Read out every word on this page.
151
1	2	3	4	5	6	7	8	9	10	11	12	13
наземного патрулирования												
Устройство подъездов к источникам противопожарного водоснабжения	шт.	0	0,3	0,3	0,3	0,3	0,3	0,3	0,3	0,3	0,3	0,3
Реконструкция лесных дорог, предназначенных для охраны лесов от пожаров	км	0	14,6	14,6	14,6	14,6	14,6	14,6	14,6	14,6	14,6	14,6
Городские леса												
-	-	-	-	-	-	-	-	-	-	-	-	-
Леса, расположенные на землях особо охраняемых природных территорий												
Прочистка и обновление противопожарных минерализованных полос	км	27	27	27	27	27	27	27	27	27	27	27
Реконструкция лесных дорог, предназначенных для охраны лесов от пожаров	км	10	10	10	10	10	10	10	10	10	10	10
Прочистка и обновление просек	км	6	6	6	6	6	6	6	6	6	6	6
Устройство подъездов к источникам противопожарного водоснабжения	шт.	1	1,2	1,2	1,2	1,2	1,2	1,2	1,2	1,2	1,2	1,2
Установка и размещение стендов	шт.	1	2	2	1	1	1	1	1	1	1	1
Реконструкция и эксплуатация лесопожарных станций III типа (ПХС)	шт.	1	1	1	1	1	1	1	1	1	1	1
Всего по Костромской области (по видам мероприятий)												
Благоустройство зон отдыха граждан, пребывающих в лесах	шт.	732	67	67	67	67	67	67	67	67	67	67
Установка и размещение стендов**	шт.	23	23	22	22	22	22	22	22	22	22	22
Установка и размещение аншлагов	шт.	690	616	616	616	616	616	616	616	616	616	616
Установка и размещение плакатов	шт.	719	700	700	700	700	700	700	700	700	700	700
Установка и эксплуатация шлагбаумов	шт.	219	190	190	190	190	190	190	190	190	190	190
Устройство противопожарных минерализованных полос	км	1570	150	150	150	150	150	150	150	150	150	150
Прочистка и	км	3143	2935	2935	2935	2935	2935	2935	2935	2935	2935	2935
——
Provide the number of lines in these entries that hold the word "предназначенных", without any accompanying text.

2